__Exercise__: All material below is to be reproduced exactly.

* START Dataset excerpts *

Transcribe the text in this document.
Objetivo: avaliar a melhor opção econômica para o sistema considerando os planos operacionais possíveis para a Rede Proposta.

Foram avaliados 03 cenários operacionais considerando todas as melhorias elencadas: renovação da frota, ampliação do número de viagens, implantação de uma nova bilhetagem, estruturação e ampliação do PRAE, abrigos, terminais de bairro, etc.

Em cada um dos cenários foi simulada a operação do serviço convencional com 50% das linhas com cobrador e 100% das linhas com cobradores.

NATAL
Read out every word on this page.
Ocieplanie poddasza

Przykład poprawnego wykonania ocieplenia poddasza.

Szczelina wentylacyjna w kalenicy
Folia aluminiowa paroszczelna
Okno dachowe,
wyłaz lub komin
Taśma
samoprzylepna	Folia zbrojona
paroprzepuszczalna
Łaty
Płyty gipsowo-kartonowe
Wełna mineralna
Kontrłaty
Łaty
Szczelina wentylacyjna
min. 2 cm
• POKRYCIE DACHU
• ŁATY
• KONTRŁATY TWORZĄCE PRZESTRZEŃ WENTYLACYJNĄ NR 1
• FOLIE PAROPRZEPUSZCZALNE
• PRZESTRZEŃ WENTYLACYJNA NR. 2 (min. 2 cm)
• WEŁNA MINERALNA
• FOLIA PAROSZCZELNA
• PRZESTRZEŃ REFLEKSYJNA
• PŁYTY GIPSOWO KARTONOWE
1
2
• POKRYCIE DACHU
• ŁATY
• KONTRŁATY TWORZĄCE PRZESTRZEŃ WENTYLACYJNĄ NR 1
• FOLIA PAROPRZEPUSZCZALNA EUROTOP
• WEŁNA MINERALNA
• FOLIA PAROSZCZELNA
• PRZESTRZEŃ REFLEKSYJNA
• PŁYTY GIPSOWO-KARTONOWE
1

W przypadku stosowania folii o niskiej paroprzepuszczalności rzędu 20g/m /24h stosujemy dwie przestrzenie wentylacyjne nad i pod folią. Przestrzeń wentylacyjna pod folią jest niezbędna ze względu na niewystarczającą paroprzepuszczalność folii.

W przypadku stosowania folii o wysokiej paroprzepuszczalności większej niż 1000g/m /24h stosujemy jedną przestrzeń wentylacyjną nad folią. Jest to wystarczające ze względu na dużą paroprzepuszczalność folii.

* END Dataset excerpts *

__Result of this task__:
Transcribe the text in this document.
Objetivo: avaliar a melhor opção econômica para o sistema considerando os planos operacionais possíveis para a Rede Proposta.

Foram avaliados 03 cenários operacionais considerando todas as melhorias elencadas: renovação da frota, ampliação do número de viagens, implantação de uma nova bilhetagem, estruturação e ampliação do PRAE, abrigos, terminais de bairro, etc.

Em cada um dos cenários foi simulada a operação do serviço convencional com 50% das linhas com cobrador e 100% das linhas com cobradores.

NATAL
Read out every word on this page.
Ocieplanie poddasza

Przykład poprawnego wykonania ocieplenia poddasza.

Szczelina wentylacyjna w kalenicy
Folia aluminiowa paroszczelna
Okno dachowe,
wyłaz lub komin
Taśma
samoprzylepna	Folia zbrojona
paroprzepuszczalna
Łaty
Płyty gipsowo-kartonowe
Wełna mineralna
Kontrłaty
Łaty
Szczelina wentylacyjna
min. 2 cm
• POKRYCIE DACHU
• ŁATY
• KONTRŁATY TWORZĄCE PRZESTRZEŃ WENTYLACYJNĄ NR 1
• FOLIE PAROPRZEPUSZCZALNE
• PRZESTRZEŃ WENTYLACYJNA NR. 2 (min. 2 cm)
• WEŁNA MINERALNA
• FOLIA PAROSZCZELNA
• PRZESTRZEŃ REFLEKSYJNA
• PŁYTY GIPSOWO KARTONOWE
1
2
• POKRYCIE DACHU
• ŁATY
• KONTRŁATY TWORZĄCE PRZESTRZEŃ WENTYLACYJNĄ NR 1
• FOLIA PAROPRZEPUSZCZALNA EUROTOP
• WEŁNA MINERALNA
• FOLIA PAROSZCZELNA
• PRZESTRZEŃ REFLEKSYJNA
• PŁYTY GIPSOWO-KARTONOWE
1

W przypadku stosowania folii o niskiej paroprzepuszczalności rzędu 20g/m /24h stosujemy dwie przestrzenie wentylacyjne nad i pod folią. Przestrzeń wentylacyjna pod folią jest niezbędna ze względu na niewystarczającą paroprzepuszczalność folii.

W przypadku stosowania folii o wysokiej paroprzepuszczalności większej niż 1000g/m /24h stosujemy jedną przestrzeń wentylacyjną nad folią. Jest to wystarczające ze względu na dużą paroprzepuszczalność folii.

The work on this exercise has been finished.